::: ENTRIES SHOWN

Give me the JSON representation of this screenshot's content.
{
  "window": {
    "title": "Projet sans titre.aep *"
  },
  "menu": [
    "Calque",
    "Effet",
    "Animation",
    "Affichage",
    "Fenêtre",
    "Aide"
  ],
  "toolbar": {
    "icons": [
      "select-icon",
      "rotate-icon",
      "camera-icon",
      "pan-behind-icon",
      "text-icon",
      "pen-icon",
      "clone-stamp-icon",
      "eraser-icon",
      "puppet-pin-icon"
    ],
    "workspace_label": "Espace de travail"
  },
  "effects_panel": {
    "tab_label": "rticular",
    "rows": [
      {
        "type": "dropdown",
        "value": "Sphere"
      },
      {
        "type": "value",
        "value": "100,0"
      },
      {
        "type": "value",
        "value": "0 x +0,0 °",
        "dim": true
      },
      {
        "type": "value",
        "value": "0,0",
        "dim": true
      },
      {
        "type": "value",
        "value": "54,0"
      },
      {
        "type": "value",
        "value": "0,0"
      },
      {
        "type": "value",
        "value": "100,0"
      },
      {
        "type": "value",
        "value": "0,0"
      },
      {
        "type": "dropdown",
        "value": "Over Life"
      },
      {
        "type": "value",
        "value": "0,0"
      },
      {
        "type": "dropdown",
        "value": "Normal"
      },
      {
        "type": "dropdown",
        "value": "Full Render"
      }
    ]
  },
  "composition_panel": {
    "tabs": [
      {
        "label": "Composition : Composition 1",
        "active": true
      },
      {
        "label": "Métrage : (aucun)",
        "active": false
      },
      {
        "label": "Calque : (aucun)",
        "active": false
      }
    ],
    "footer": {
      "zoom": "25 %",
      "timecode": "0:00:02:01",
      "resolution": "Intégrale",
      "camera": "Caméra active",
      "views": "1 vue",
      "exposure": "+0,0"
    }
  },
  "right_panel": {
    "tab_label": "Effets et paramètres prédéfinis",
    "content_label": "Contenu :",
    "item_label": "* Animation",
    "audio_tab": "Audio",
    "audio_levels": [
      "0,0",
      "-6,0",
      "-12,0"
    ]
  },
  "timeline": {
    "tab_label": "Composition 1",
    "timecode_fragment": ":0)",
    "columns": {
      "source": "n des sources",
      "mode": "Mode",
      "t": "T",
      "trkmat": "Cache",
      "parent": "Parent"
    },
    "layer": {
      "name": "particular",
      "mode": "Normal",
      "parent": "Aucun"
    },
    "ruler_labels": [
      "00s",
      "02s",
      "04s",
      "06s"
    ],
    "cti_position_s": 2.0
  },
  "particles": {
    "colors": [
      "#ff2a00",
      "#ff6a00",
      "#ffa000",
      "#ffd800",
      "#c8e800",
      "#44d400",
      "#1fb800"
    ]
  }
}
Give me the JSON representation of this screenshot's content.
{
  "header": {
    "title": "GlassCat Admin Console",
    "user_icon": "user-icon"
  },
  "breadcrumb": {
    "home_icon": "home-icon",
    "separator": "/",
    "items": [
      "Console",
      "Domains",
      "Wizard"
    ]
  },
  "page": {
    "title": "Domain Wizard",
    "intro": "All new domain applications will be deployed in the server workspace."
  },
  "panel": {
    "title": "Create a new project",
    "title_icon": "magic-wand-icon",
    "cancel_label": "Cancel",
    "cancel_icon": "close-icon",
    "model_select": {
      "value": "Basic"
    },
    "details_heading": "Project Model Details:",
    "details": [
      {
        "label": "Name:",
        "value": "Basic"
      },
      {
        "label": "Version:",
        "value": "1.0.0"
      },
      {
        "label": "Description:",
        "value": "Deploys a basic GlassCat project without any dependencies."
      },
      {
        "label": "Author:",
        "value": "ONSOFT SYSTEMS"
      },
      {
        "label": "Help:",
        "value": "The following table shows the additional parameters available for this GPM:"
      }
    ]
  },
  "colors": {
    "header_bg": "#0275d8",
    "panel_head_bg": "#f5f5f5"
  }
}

::::::

> **REQUIRED TASK**:
In the entries above, find each line with the word "Console" and copy it.

> **EXERCISE OUTPUT**:
    "title": "GlassCat Admin Console",
      "Console",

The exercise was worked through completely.